■ **Do this**
Reproduce the material exactly, omitting nothing.

━━ Provided data

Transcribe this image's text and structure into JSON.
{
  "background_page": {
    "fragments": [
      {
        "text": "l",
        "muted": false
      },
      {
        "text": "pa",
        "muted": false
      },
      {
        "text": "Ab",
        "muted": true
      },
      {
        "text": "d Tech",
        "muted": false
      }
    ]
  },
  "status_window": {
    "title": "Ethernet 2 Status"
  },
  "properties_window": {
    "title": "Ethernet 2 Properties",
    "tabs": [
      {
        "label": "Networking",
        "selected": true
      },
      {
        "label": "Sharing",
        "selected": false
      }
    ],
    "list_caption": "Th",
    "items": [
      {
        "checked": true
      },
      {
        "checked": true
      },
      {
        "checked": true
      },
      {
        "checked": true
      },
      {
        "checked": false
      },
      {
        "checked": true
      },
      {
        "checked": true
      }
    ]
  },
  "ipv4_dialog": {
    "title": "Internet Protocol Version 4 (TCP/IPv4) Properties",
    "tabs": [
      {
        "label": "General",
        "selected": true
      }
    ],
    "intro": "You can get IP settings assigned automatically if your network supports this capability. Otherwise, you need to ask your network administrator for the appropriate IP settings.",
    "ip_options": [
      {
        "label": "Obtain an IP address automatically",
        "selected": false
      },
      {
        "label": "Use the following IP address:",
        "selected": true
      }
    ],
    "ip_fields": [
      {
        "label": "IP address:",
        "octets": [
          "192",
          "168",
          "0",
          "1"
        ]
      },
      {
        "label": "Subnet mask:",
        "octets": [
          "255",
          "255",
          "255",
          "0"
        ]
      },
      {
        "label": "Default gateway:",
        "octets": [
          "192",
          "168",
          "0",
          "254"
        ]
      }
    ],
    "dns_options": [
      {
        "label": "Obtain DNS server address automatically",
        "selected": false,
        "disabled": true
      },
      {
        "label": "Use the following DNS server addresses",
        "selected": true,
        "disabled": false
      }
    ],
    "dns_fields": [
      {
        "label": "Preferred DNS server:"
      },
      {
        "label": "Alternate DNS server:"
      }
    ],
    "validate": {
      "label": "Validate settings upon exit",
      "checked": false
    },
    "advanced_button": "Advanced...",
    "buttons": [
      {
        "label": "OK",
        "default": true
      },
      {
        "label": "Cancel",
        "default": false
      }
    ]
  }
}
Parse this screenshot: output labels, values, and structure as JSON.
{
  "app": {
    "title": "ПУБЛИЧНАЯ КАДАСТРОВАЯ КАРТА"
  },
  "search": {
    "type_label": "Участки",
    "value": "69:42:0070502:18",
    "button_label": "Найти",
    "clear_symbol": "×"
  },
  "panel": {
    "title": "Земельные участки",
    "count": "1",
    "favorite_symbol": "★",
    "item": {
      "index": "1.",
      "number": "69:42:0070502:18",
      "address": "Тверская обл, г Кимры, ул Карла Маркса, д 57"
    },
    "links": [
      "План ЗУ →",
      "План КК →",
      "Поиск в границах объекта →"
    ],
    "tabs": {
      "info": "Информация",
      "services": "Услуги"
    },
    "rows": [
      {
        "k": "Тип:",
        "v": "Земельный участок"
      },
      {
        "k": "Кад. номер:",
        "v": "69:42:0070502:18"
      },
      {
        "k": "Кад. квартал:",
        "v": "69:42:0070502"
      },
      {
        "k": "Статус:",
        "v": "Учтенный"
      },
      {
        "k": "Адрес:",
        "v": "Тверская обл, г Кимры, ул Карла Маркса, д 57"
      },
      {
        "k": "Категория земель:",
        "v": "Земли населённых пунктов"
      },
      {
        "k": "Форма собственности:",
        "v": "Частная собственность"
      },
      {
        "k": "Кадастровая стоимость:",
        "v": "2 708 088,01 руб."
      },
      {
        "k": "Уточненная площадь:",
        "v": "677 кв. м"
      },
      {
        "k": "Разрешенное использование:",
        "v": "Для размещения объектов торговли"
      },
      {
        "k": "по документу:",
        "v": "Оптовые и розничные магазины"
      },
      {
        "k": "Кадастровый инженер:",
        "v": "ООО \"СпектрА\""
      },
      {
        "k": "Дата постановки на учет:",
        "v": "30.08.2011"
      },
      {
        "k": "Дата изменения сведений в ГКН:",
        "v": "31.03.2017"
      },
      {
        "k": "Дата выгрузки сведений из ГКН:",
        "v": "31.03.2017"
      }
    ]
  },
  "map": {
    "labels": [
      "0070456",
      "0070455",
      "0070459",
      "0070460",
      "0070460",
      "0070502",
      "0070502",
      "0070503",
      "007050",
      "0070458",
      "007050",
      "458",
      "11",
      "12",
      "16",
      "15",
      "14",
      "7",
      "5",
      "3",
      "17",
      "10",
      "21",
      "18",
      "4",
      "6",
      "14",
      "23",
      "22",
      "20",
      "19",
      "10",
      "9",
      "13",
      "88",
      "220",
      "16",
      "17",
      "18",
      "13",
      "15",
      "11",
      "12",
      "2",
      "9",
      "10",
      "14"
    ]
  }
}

━━━━

■ **Result of this exercise**
Transcribe this image's text and structure into JSON.
{
  "background_page": {
    "fragments": [
      {
        "text": "l",
        "muted": false
      },
      {
        "text": "pa",
        "muted": false
      },
      {
        "text": "Ab",
        "muted": true
      },
      {
        "text": "d Tech",
        "muted": false
      }
    ]
  },
  "status_window": {
    "title": "Ethernet 2 Status"
  },
  "properties_window": {
    "title": "Ethernet 2 Properties",
    "tabs": [
      {
        "label": "Networking",
        "selected": true
      },
      {
        "label": "Sharing",
        "selected": false
      }
    ],
    "list_caption": "Th",
    "items": [
      {
        "checked": true
      },
      {
        "checked": true
      },
      {
        "checked": true
      },
      {
        "checked": true
      },
      {
        "checked": false
      },
      {
        "checked": true
      },
      {
        "checked": true
      }
    ]
  },
  "ipv4_dialog": {
    "title": "Internet Protocol Version 4 (TCP/IPv4) Properties",
    "tabs": [
      {
        "label": "General",
        "selected": true
      }
    ],
    "intro": "You can get IP settings assigned automatically if your network supports this capability. Otherwise, you need to ask your network administrator for the appropriate IP settings.",
    "ip_options": [
      {
        "label": "Obtain an IP address automatically",
        "selected": false
      },
      {
        "label": "Use the following IP address:",
        "selected": true
      }
    ],
    "ip_fields": [
      {
        "label": "IP address:",
        "octets": [
          "192",
          "168",
          "0",
          "1"
        ]
      },
      {
        "label": "Subnet mask:",
        "octets": [
          "255",
          "255",
          "255",
          "0"
        ]
      },
      {
        "label": "Default gateway:",
        "octets": [
          "192",
          "168",
          "0",
          "254"
        ]
      }
    ],
    "dns_options": [
      {
        "label": "Obtain DNS server address automatically",
        "selected": false,
        "disabled": true
      },
      {
        "label": "Use the following DNS server addresses",
        "selected": true,
        "disabled": false
      }
    ],
    "dns_fields": [
      {
        "label": "Preferred DNS server:"
      },
      {
        "label": "Alternate DNS server:"
      }
    ],
    "validate": {
      "label": "Validate settings upon exit",
      "checked": false
    },
    "advanced_button": "Advanced...",
    "buttons": [
      {
        "label": "OK",
        "default": true
      },
      {
        "label": "Cancel",
        "default": false
      }
    ]
  }
}
Parse this screenshot: output labels, values, and structure as JSON.
{
  "app": {
    "title": "ПУБЛИЧНАЯ КАДАСТРОВАЯ КАРТА"
  },
  "search": {
    "type_label": "Участки",
    "value": "69:42:0070502:18",
    "button_label": "Найти",
    "clear_symbol": "×"
  },
  "panel": {
    "title": "Земельные участки",
    "count": "1",
    "favorite_symbol": "★",
    "item": {
      "index": "1.",
      "number": "69:42:0070502:18",
      "address": "Тверская обл, г Кимры, ул Карла Маркса, д 57"
    },
    "links": [
      "План ЗУ →",
      "План КК →",
      "Поиск в границах объекта →"
    ],
    "tabs": {
      "info": "Информация",
      "services": "Услуги"
    },
    "rows": [
      {
        "k": "Тип:",
        "v": "Земельный участок"
      },
      {
        "k": "Кад. номер:",
        "v": "69:42:0070502:18"
      },
      {
        "k": "Кад. квартал:",
        "v": "69:42:0070502"
      },
      {
        "k": "Статус:",
        "v": "Учтенный"
      },
      {
        "k": "Адрес:",
        "v": "Тверская обл, г Кимры, ул Карла Маркса, д 57"
      },
      {
        "k": "Категория земель:",
        "v": "Земли населённых пунктов"
      },
      {
        "k": "Форма собственности:",
        "v": "Частная собственность"
      },
      {
        "k": "Кадастровая стоимость:",
        "v": "2 708 088,01 руб."
      },
      {
        "k": "Уточненная площадь:",
        "v": "677 кв. м"
      },
      {
        "k": "Разрешенное использование:",
        "v": "Для размещения объектов торговли"
      },
      {
        "k": "по документу:",
        "v": "Оптовые и розничные магазины"
      },
      {
        "k": "Кадастровый инженер:",
        "v": "ООО \"СпектрА\""
      },
      {
        "k": "Дата постановки на учет:",
        "v": "30.08.2011"
      },
      {
        "k": "Дата изменения сведений в ГКН:",
        "v": "31.03.2017"
      },
      {
        "k": "Дата выгрузки сведений из ГКН:",
        "v": "31.03.2017"
      }
    ]
  },
  "map": {
    "labels": [
      "0070456",
      "0070455",
      "0070459",
      "0070460",
      "0070460",
      "0070502",
      "0070502",
      "0070503",
      "007050",
      "0070458",
      "007050",
      "458",
      "11",
      "12",
      "16",
      "15",
      "14",
      "7",
      "5",
      "3",
      "17",
      "10",
      "21",
      "18",
      "4",
      "6",
      "14",
      "23",
      "22",
      "20",
      "19",
      "10",
      "9",
      "13",
      "88",
      "220",
      "16",
      "17",
      "18",
      "13",
      "15",
      "11",
      "12",
      "2",
      "9",
      "10",
      "14"
    ]
  }
}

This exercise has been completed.